Data records:
※ ※ ※
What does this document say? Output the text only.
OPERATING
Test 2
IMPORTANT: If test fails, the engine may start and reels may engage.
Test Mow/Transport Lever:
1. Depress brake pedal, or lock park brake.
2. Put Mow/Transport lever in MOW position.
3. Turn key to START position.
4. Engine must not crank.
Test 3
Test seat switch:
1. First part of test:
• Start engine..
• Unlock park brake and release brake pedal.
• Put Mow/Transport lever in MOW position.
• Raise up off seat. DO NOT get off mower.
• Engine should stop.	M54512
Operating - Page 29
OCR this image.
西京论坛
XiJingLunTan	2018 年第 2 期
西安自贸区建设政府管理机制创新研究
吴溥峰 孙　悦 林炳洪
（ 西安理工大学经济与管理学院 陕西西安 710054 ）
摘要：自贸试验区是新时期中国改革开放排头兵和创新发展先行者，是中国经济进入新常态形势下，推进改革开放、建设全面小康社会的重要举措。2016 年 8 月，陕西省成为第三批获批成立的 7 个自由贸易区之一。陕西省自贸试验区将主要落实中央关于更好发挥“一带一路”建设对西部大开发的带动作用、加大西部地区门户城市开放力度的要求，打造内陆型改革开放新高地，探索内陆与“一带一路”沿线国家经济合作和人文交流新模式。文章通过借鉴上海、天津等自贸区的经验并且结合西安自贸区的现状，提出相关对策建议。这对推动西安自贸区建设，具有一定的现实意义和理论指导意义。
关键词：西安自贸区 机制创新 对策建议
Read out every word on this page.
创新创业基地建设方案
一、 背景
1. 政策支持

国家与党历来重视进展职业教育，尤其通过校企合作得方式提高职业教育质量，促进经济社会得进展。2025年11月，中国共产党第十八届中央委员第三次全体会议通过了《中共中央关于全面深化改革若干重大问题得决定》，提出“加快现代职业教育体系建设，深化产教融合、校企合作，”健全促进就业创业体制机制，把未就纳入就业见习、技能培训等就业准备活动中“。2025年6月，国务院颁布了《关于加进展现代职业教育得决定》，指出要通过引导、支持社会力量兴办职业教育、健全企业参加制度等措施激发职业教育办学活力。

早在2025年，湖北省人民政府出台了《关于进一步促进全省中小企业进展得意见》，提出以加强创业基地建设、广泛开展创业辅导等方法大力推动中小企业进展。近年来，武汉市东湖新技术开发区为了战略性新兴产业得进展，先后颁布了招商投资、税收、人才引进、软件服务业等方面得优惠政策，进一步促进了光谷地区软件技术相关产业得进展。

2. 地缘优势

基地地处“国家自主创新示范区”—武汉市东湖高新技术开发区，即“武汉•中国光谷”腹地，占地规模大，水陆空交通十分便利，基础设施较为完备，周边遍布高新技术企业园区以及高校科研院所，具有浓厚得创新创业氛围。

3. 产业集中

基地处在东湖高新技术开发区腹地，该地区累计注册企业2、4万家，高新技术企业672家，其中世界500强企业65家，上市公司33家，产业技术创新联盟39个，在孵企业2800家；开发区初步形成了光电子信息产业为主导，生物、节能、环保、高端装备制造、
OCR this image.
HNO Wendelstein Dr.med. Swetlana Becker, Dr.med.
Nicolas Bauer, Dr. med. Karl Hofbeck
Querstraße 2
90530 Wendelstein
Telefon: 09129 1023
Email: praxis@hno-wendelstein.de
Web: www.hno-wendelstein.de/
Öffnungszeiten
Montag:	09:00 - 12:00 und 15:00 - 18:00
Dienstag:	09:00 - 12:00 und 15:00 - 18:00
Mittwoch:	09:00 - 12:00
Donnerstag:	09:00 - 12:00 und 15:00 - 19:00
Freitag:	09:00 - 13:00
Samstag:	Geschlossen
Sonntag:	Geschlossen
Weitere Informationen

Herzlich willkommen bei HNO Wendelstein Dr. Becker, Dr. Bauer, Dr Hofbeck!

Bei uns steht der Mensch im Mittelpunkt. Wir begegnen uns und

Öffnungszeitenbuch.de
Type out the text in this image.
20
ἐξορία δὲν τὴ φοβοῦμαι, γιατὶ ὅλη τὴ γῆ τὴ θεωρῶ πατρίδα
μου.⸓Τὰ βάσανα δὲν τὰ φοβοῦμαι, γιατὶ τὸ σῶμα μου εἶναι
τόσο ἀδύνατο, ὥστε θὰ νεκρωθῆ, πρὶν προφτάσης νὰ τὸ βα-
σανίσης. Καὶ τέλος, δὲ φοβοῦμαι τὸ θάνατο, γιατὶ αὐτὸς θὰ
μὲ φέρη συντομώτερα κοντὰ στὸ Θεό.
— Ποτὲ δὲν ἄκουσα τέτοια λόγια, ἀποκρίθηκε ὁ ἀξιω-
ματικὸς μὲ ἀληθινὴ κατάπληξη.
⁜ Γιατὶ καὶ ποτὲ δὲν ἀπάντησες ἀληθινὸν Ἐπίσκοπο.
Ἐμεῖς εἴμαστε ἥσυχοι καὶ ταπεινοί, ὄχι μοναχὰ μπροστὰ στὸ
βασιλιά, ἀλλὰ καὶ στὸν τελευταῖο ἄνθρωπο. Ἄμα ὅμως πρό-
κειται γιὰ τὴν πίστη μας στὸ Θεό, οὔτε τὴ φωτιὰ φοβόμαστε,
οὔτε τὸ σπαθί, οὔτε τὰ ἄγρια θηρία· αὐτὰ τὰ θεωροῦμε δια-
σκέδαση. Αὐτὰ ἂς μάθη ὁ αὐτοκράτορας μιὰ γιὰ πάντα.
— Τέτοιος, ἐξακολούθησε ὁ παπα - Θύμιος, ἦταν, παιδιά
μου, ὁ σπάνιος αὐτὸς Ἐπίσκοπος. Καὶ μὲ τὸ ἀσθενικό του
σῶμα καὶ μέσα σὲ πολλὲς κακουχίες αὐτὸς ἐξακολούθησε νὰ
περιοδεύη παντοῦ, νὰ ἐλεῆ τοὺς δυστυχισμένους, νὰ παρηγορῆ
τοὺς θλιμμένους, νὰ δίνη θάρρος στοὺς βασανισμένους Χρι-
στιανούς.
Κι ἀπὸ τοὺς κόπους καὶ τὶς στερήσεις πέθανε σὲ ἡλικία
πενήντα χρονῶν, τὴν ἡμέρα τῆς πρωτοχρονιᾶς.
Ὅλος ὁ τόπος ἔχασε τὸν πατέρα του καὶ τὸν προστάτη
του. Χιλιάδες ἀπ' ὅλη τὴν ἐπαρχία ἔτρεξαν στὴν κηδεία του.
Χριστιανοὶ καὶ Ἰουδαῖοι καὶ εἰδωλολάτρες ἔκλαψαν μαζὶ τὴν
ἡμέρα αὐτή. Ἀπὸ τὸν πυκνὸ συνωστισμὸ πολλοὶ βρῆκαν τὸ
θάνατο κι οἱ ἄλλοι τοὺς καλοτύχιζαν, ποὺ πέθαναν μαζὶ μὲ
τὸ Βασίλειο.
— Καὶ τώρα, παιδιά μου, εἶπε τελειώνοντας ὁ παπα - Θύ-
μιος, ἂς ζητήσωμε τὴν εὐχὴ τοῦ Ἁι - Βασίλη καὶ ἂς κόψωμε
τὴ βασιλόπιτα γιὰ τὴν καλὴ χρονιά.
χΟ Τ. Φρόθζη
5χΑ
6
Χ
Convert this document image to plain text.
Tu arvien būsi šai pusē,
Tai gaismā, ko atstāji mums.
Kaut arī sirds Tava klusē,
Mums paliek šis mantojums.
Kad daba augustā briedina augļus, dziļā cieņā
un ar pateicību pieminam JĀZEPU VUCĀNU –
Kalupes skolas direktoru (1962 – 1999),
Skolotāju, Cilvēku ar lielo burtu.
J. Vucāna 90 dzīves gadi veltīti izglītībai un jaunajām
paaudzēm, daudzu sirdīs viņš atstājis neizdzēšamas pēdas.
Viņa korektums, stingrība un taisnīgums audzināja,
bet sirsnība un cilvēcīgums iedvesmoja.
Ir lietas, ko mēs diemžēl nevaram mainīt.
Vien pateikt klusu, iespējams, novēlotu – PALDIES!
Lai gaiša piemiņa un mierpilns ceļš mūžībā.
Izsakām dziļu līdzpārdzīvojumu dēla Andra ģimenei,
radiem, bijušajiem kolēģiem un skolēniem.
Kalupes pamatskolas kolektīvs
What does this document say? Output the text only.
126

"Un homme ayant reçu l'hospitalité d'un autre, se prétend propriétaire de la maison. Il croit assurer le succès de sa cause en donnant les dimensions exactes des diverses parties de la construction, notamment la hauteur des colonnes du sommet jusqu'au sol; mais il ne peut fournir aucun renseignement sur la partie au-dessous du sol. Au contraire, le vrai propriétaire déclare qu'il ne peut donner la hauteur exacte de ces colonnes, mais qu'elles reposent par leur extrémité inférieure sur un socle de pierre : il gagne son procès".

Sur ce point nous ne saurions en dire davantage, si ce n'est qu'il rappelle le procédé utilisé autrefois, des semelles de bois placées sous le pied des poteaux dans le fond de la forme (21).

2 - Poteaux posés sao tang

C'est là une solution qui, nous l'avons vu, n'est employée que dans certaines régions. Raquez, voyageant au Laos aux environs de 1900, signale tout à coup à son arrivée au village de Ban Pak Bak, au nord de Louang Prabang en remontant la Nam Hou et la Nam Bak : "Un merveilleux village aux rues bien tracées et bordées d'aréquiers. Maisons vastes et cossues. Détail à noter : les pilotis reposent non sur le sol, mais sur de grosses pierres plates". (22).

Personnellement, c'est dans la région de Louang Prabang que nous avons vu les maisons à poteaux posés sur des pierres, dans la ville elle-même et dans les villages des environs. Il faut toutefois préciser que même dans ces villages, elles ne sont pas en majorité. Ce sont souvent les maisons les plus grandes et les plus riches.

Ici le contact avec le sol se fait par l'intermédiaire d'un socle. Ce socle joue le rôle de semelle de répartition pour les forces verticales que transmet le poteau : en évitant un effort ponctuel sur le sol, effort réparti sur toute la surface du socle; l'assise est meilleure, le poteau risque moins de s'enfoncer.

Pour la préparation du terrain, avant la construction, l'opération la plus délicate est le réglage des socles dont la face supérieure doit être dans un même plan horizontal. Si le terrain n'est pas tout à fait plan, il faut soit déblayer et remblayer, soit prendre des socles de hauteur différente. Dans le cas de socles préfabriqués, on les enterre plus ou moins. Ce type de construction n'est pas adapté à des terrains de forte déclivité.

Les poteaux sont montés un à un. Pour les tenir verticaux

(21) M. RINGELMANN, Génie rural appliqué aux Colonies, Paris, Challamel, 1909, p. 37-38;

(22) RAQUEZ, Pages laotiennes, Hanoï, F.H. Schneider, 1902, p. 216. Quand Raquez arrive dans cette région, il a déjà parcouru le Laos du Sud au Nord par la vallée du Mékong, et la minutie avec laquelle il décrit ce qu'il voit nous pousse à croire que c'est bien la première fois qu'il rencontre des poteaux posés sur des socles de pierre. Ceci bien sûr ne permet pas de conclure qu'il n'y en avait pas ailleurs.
※ ※ ※
Request:
Search the entries for the word "avons" and gather every line where it appears.

Answer below:
C'est là une solution qui, nous l'avons vu, n'est employée que dans certaines régions. Raquez, voyageant au Laos aux environs de 1900, signale tout à coup à son arrivée au village de Ban Pak Bak, au nord de Louang Prabang en remontant la Nam Hou et la Nam Bak : "Un merveilleux village aux rues bien tracées et bordées d'aréquiers. Maisons vastes et cossues. Détail à noter : les pilotis reposent non sur le sol, mais sur de grosses pierres plates". (22).
Personnellement, c'est dans la région de Louang Prabang que nous avons vu les maisons à poteaux posés sur des pierres, dans la ville elle-même et dans les villages des environs. Il faut toutefois préciser que même dans ces villages, elles ne sont pas en majorité. Ce sont souvent les maisons les plus grandes et les plus riches.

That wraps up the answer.